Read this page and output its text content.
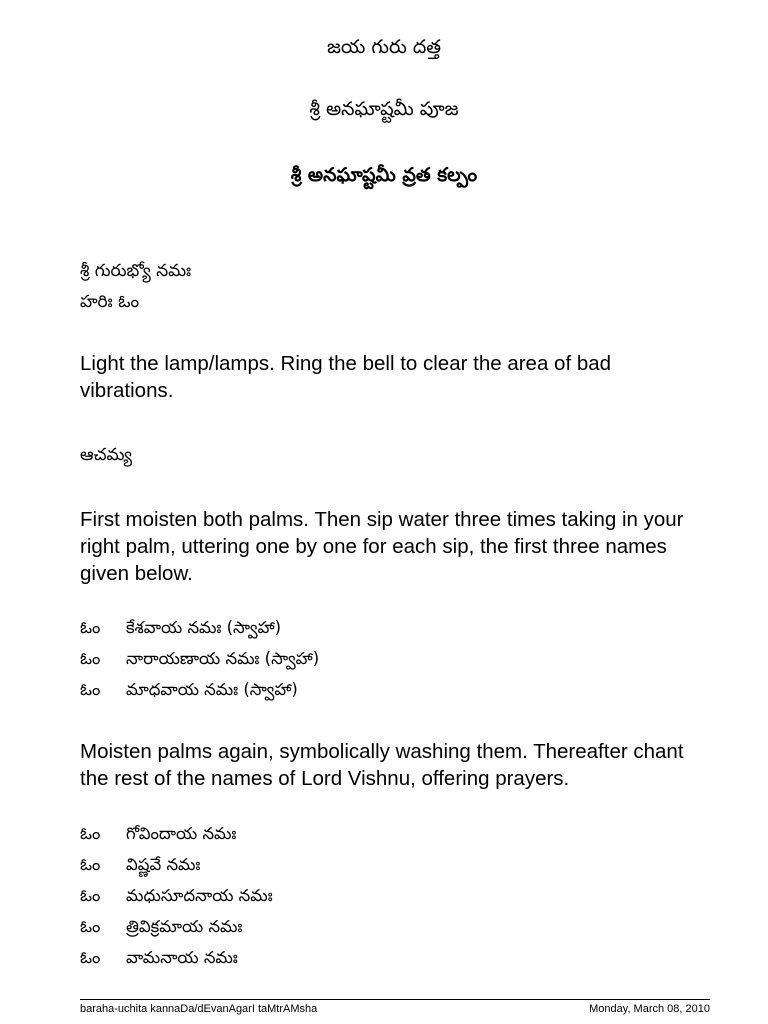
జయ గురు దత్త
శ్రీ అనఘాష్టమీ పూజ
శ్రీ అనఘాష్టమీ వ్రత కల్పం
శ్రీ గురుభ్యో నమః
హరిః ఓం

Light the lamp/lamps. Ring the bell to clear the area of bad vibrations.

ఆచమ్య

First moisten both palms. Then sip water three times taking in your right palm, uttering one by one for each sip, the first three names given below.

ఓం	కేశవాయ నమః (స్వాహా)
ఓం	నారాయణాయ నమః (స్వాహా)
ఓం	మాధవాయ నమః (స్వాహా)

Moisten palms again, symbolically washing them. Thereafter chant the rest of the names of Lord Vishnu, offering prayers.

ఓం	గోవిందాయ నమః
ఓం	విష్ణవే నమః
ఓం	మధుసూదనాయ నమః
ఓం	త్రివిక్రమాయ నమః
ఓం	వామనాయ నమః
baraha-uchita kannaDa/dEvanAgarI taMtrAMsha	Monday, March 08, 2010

======

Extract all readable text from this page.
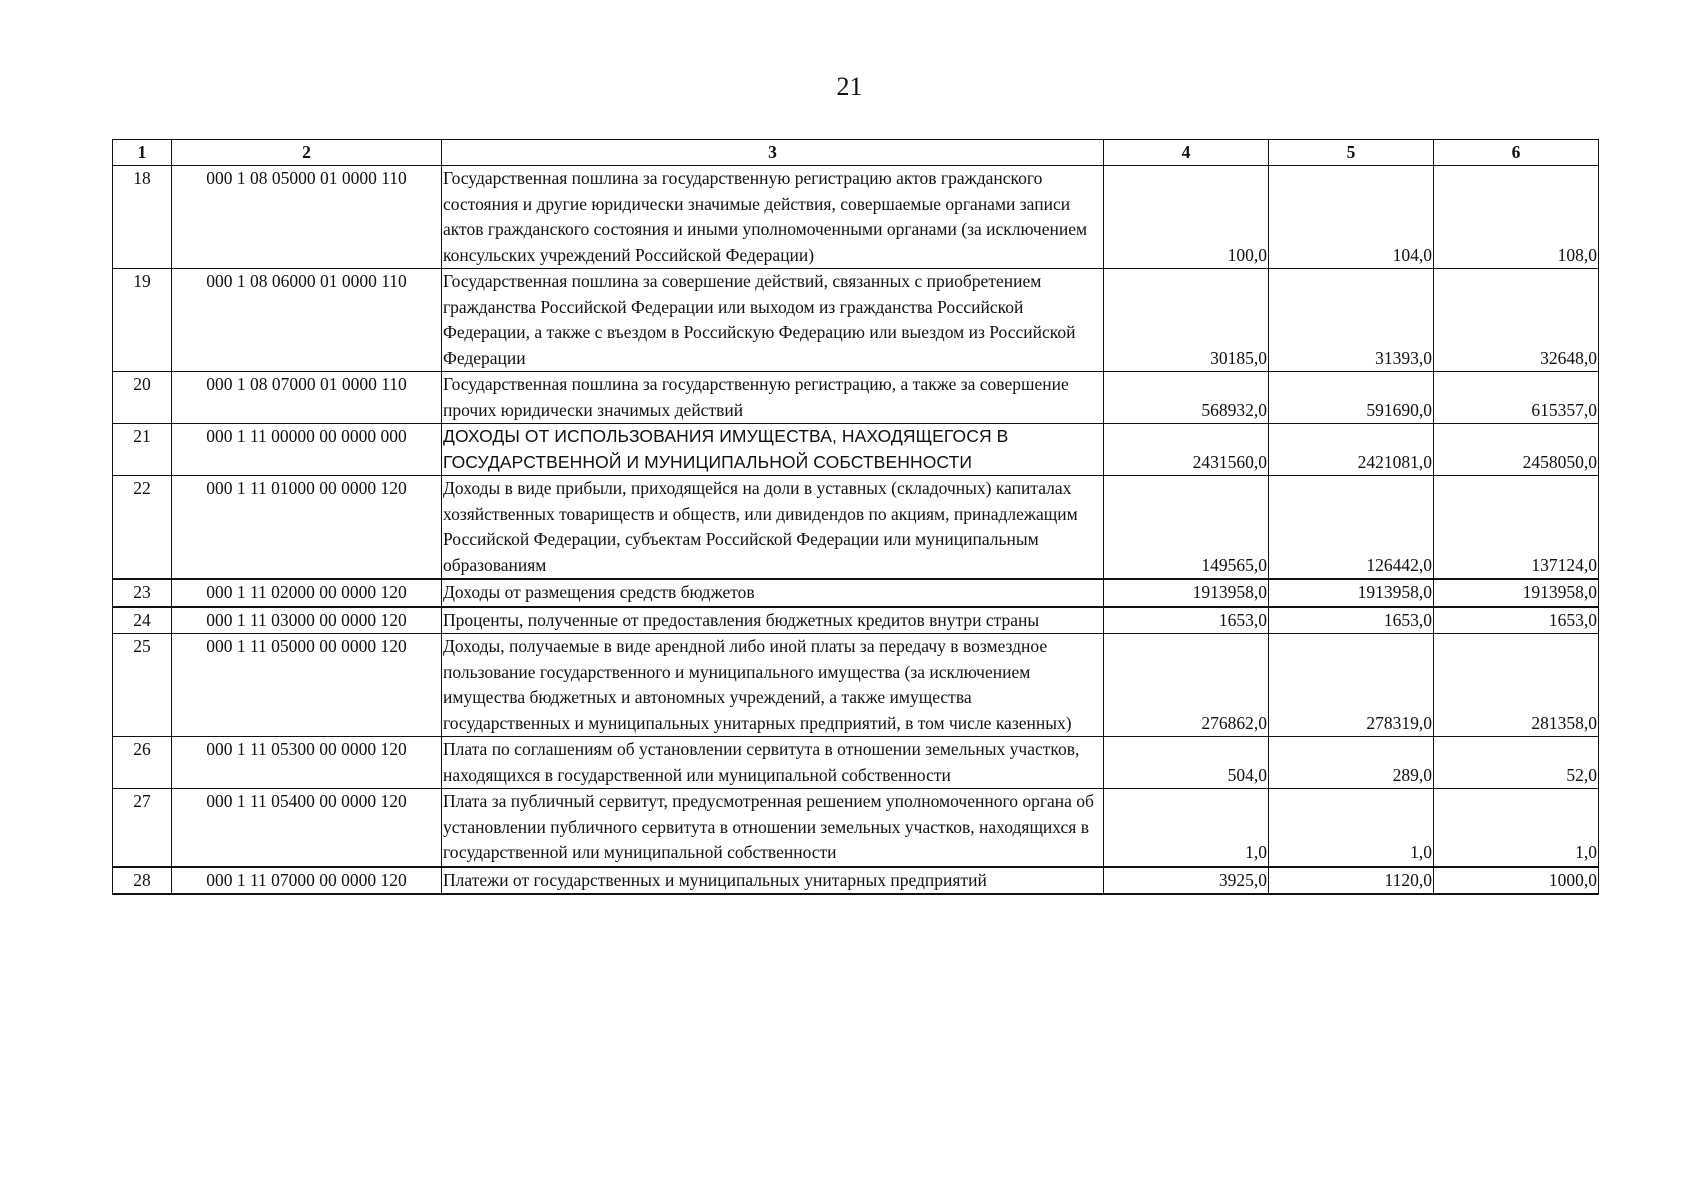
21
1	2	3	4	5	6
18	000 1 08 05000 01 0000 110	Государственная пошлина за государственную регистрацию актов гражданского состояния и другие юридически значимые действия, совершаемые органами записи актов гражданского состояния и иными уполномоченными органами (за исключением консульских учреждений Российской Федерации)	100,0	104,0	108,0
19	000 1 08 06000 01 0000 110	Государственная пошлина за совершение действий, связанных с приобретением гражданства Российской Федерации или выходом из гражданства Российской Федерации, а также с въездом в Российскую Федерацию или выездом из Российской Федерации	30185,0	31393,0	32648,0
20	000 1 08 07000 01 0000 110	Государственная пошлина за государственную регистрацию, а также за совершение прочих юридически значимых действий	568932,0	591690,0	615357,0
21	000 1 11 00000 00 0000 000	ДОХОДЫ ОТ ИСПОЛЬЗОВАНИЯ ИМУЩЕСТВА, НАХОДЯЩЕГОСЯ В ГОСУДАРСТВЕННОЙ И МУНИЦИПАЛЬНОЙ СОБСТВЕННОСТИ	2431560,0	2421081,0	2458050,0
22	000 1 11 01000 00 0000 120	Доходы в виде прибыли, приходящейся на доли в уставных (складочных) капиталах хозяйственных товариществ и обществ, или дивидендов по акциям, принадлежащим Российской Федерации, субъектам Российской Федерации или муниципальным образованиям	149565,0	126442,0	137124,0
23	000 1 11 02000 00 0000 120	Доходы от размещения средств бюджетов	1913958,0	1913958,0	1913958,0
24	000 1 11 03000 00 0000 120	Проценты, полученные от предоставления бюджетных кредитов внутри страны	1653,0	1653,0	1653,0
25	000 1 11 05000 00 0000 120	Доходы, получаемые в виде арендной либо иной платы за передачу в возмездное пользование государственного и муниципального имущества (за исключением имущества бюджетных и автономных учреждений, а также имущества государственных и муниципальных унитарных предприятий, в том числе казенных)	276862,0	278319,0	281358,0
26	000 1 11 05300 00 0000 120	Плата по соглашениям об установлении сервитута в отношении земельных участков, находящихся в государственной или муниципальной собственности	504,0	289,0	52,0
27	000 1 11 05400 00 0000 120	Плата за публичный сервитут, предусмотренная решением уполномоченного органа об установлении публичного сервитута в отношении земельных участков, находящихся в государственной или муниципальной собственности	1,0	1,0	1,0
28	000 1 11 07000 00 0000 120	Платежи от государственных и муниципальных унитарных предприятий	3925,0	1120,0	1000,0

======

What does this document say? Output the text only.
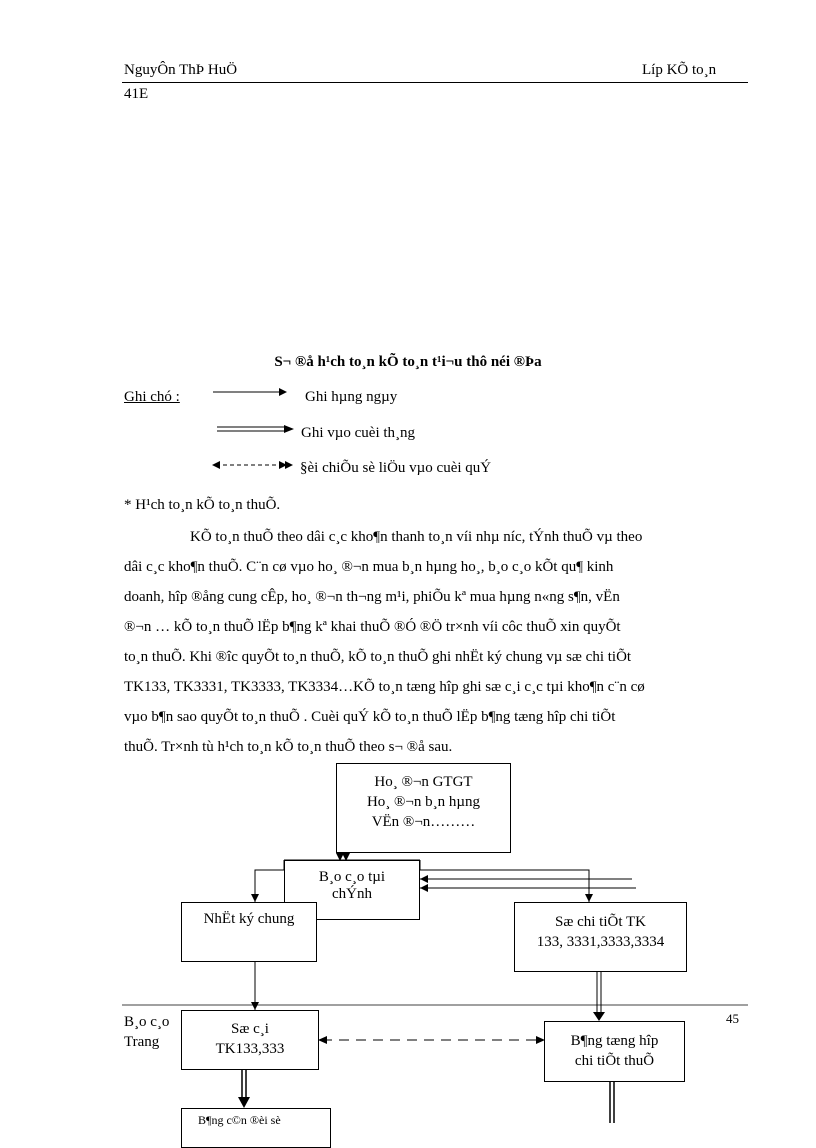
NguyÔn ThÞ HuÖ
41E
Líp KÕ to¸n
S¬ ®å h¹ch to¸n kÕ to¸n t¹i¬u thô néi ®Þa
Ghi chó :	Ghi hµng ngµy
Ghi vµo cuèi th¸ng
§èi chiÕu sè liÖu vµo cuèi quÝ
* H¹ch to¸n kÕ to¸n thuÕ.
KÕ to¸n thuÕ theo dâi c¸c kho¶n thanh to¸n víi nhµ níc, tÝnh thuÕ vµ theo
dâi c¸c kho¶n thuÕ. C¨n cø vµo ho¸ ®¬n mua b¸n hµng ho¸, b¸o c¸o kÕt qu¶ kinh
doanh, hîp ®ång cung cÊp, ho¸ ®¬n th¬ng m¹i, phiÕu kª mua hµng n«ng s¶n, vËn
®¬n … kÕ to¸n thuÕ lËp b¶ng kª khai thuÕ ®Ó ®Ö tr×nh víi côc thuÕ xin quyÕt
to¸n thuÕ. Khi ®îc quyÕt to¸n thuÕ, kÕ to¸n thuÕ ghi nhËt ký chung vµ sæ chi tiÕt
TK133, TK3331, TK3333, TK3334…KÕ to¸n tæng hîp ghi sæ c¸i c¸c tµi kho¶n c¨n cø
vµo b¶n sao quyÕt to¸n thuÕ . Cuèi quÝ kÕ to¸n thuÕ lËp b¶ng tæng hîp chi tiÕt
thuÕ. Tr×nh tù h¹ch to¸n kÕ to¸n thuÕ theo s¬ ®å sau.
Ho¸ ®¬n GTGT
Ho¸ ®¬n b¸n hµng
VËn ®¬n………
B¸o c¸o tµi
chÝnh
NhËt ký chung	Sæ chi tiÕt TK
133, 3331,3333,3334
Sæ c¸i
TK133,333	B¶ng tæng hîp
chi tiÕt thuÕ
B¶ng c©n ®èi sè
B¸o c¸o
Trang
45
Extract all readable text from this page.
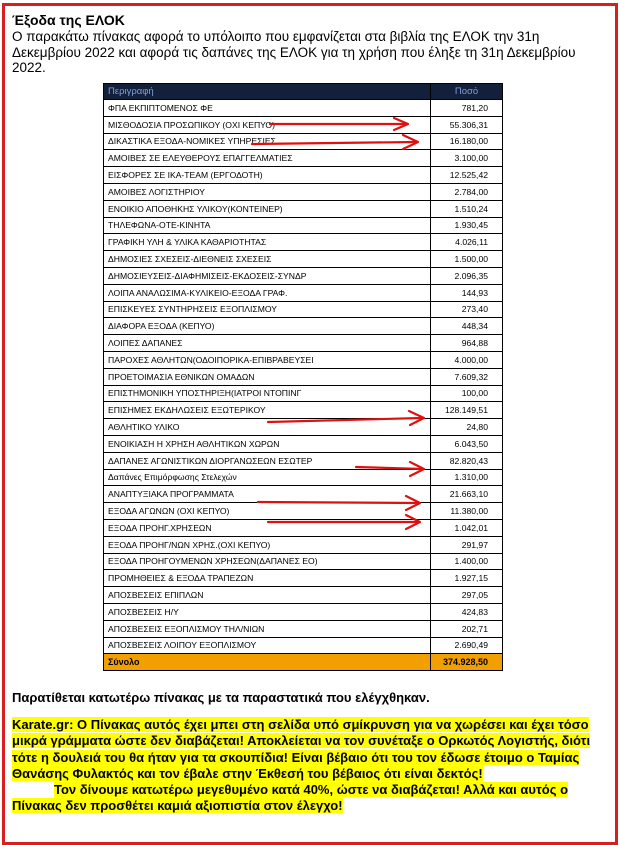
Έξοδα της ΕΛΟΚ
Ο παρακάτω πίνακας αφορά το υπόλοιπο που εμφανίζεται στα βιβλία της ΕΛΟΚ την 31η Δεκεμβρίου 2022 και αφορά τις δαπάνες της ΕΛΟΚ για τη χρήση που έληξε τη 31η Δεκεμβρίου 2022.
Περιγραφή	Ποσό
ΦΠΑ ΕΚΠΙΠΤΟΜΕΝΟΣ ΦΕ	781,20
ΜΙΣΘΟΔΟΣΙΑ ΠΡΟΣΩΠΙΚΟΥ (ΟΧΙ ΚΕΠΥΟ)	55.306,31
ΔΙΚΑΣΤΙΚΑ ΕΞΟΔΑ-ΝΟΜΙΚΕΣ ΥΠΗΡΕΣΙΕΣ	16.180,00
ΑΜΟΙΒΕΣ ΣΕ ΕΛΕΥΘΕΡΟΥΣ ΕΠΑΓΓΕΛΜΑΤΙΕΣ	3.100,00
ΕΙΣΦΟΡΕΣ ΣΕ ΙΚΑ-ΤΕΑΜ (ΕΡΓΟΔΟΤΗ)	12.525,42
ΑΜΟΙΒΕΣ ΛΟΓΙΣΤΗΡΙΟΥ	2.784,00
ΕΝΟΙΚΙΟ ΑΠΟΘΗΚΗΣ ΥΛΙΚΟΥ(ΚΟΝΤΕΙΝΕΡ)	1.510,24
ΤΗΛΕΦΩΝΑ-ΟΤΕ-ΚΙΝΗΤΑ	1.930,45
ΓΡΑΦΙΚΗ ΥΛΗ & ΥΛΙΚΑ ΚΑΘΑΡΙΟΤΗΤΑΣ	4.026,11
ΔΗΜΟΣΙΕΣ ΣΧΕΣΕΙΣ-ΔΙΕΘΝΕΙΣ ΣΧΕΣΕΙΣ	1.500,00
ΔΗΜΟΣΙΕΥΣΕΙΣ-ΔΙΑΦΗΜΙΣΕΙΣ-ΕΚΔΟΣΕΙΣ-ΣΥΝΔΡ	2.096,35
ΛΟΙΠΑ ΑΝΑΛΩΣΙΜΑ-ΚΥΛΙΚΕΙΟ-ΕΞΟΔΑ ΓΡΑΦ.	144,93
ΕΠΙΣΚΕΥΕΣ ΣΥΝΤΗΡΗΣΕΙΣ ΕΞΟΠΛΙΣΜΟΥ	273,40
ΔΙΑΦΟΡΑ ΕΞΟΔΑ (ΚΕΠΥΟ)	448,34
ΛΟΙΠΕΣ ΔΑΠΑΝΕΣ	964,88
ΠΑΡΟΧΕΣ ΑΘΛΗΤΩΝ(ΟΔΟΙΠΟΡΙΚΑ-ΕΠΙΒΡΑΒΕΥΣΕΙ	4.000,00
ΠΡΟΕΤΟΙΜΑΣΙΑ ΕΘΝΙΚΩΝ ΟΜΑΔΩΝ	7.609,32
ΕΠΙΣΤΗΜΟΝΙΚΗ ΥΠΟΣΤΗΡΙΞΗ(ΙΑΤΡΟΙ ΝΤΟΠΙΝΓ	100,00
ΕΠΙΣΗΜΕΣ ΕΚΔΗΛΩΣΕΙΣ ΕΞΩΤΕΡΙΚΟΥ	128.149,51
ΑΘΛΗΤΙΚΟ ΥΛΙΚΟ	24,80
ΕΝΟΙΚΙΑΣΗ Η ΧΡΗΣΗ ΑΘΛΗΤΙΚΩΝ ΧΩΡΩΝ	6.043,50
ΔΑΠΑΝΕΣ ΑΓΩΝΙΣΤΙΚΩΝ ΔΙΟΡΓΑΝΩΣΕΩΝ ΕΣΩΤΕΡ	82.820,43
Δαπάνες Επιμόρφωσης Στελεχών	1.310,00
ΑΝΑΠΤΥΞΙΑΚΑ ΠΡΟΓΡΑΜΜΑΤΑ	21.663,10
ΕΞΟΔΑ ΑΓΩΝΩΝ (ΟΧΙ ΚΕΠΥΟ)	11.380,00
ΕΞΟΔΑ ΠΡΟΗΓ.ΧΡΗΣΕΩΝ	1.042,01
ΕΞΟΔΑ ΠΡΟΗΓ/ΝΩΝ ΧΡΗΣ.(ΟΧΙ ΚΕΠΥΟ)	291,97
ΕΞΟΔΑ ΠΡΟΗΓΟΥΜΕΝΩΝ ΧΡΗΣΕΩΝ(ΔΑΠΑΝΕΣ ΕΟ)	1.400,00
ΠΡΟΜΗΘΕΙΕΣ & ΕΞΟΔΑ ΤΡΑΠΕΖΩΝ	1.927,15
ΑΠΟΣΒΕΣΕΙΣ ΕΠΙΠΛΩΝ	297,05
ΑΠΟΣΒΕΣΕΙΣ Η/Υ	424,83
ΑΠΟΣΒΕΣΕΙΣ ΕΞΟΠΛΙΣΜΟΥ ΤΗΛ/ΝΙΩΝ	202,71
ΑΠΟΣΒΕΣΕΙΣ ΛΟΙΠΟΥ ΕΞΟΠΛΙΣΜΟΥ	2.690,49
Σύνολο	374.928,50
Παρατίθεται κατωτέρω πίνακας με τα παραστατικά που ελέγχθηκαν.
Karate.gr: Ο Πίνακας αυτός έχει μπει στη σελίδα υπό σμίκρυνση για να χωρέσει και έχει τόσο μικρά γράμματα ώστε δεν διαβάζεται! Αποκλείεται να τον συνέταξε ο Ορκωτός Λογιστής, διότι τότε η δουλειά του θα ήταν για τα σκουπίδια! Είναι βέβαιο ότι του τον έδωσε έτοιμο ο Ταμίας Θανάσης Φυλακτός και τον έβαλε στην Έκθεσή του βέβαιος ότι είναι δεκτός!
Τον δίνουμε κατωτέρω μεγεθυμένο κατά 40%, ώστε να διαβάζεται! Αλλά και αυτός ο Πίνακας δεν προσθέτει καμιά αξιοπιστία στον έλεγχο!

======

▸ WRITTEN PROBLEM
Each line in the data that holds the string "бюджетных" should be found and copied.

▸ TASK OUTPUT
24	000 1 11 03000 00 0000 120	Проценты, полученные от предоставления бюджетных кредитов внутри страны	1653,0	1653,0	1653,0
25	000 1 11 05000 00 0000 120	Доходы, получаемые в виде арендной либо иной платы за передачу в возмездное пользование государственного и муниципального имущества (за исключением имущества бюджетных и автономных учреждений, а также имущества государственных и муниципальных унитарных предприятий, в том числе казенных)	276862,0	278319,0	281358,0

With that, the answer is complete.